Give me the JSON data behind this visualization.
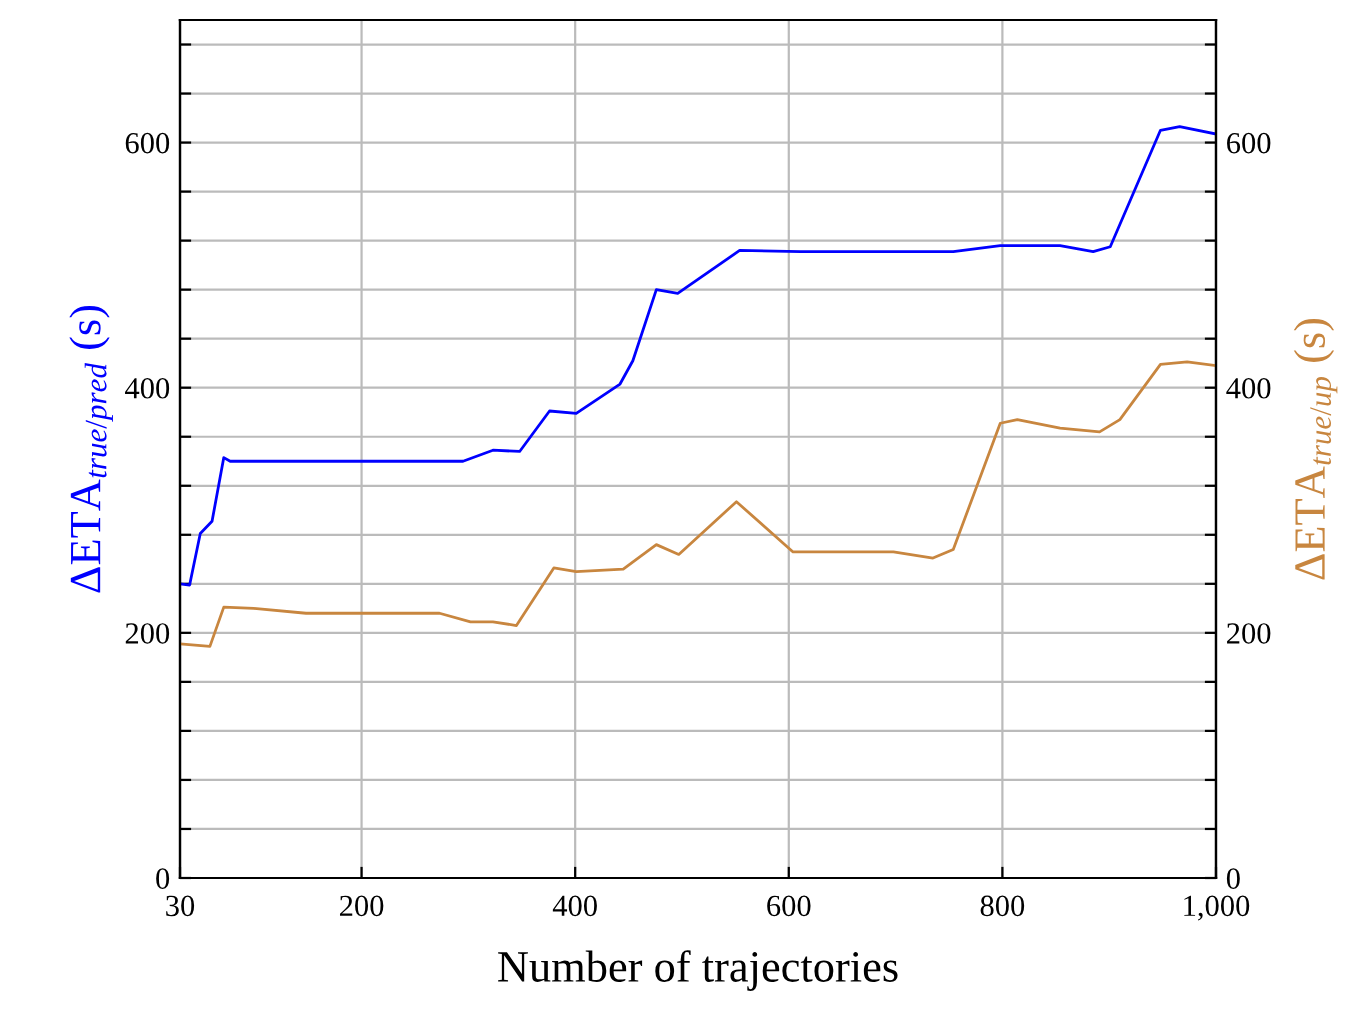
{
  "chart_data": {
    "type": "line",
    "xlabel": "Number of trajectories",
    "ylabel": "ΔETA$_{true/pred}$ (s)",
    "y2label": "ΔETA$_{true/up}$ (s)",
    "xlim": [
      30,
      1000
    ],
    "xticks": [
      30,
      200,
      400,
      600,
      800,
      {
        "value": 1000,
        "label": "1,000"
      }
    ],
    "ylim": [
      0,
      700
    ],
    "yticks": [
      0,
      {
        "value": 40,
        "label": null
      },
      {
        "value": 80,
        "label": null
      },
      {
        "value": 120,
        "label": null
      },
      {
        "value": 160,
        "label": null
      },
      200,
      {
        "value": 240,
        "label": null
      },
      {
        "value": 280,
        "label": null
      },
      {
        "value": 320,
        "label": null
      },
      {
        "value": 360,
        "label": null
      },
      400,
      {
        "value": 440,
        "label": null
      },
      {
        "value": 480,
        "label": null
      },
      {
        "value": 520,
        "label": null
      },
      {
        "value": 560,
        "label": null
      },
      600,
      {
        "value": 640,
        "label": null
      },
      {
        "value": 680,
        "label": null
      }
    ],
    "y2lim": [
      0,
      700
    ],
    "y2ticks": [
      0,
      {
        "value": 40,
        "label": null
      },
      {
        "value": 80,
        "label": null
      },
      {
        "value": 120,
        "label": null
      },
      {
        "value": 160,
        "label": null
      },
      200,
      {
        "value": 240,
        "label": null
      },
      {
        "value": 280,
        "label": null
      },
      {
        "value": 320,
        "label": null
      },
      {
        "value": 360,
        "label": null
      },
      400,
      {
        "value": 440,
        "label": null
      },
      {
        "value": 480,
        "label": null
      },
      {
        "value": 520,
        "label": null
      },
      {
        "value": 560,
        "label": null
      },
      600,
      {
        "value": 640,
        "label": null
      },
      {
        "value": 680,
        "label": null
      }
    ],
    "grid": true,
    "marker": "none",
    "line_style": "solid",
    "series": [
      {
        "color": "#0000ff",
        "x": [
          30,
          39,
          49,
          60,
          71,
          77,
          150,
          295,
          323,
          348,
          376,
          401,
          442,
          454,
          476,
          496,
          554,
          611,
          754,
          798,
          854,
          885,
          901,
          948,
          966,
          1000
        ],
        "values": [
          240,
          239,
          281,
          291,
          343,
          340,
          340,
          340,
          349,
          348,
          381,
          379,
          403,
          422,
          480,
          477,
          512,
          511,
          511,
          516,
          516,
          511,
          515,
          610,
          613,
          607
        ]
      },
      {
        "color": "#c8863f",
        "axis": "y2",
        "x": [
          30,
          58,
          71,
          99,
          148,
          273,
          302,
          323,
          345,
          380,
          401,
          445,
          476,
          497,
          551,
          604,
          623,
          698,
          735,
          754,
          798,
          814,
          854,
          891,
          910,
          948,
          973,
          1000
        ],
        "values": [
          191,
          189,
          221,
          220,
          216,
          216,
          209,
          209,
          206,
          253,
          250,
          252,
          272,
          264,
          307,
          266,
          266,
          266,
          261,
          268,
          371,
          374,
          367,
          364,
          374,
          419,
          421,
          418
        ]
      }
    ]
  }
}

Task description:
Retype each record exactly as it stands, but do not include the pictures.

Exercise answer:
Give me the JSON data behind this visualization.
{
  "chart_data": {
    "type": "line",
    "xlabel": "Number of trajectories",
    "ylabel": "ΔETA$_{true/pred}$ (s)",
    "y2label": "ΔETA$_{true/up}$ (s)",
    "xlim": [
      30,
      1000
    ],
    "xticks": [
      30,
      200,
      400,
      600,
      800,
      {
        "value": 1000,
        "label": "1,000"
      }
    ],
    "ylim": [
      0,
      700
    ],
    "yticks": [
      0,
      {
        "value": 40,
        "label": null
      },
      {
        "value": 80,
        "label": null
      },
      {
        "value": 120,
        "label": null
      },
      {
        "value": 160,
        "label": null
      },
      200,
      {
        "value": 240,
        "label": null
      },
      {
        "value": 280,
        "label": null
      },
      {
        "value": 320,
        "label": null
      },
      {
        "value": 360,
        "label": null
      },
      400,
      {
        "value": 440,
        "label": null
      },
      {
        "value": 480,
        "label": null
      },
      {
        "value": 520,
        "label": null
      },
      {
        "value": 560,
        "label": null
      },
      600,
      {
        "value": 640,
        "label": null
      },
      {
        "value": 680,
        "label": null
      }
    ],
    "y2lim": [
      0,
      700
    ],
    "y2ticks": [
      0,
      {
        "value": 40,
        "label": null
      },
      {
        "value": 80,
        "label": null
      },
      {
        "value": 120,
        "label": null
      },
      {
        "value": 160,
        "label": null
      },
      200,
      {
        "value": 240,
        "label": null
      },
      {
        "value": 280,
        "label": null
      },
      {
        "value": 320,
        "label": null
      },
      {
        "value": 360,
        "label": null
      },
      400,
      {
        "value": 440,
        "label": null
      },
      {
        "value": 480,
        "label": null
      },
      {
        "value": 520,
        "label": null
      },
      {
        "value": 560,
        "label": null
      },
      600,
      {
        "value": 640,
        "label": null
      },
      {
        "value": 680,
        "label": null
      }
    ],
    "grid": true,
    "marker": "none",
    "line_style": "solid",
    "series": [
      {
        "color": "#0000ff",
        "x": [
          30,
          39,
          49,
          60,
          71,
          77,
          150,
          295,
          323,
          348,
          376,
          401,
          442,
          454,
          476,
          496,
          554,
          611,
          754,
          798,
          854,
          885,
          901,
          948,
          966,
          1000
        ],
        "values": [
          240,
          239,
          281,
          291,
          343,
          340,
          340,
          340,
          349,
          348,
          381,
          379,
          403,
          422,
          480,
          477,
          512,
          511,
          511,
          516,
          516,
          511,
          515,
          610,
          613,
          607
        ]
      },
      {
        "color": "#c8863f",
        "axis": "y2",
        "x": [
          30,
          58,
          71,
          99,
          148,
          273,
          302,
          323,
          345,
          380,
          401,
          445,
          476,
          497,
          551,
          604,
          623,
          698,
          735,
          754,
          798,
          814,
          854,
          891,
          910,
          948,
          973,
          1000
        ],
        "values": [
          191,
          189,
          221,
          220,
          216,
          216,
          209,
          209,
          206,
          253,
          250,
          252,
          272,
          264,
          307,
          266,
          266,
          266,
          261,
          268,
          371,
          374,
          367,
          364,
          374,
          419,
          421,
          418
        ]
      }
    ]
  }
}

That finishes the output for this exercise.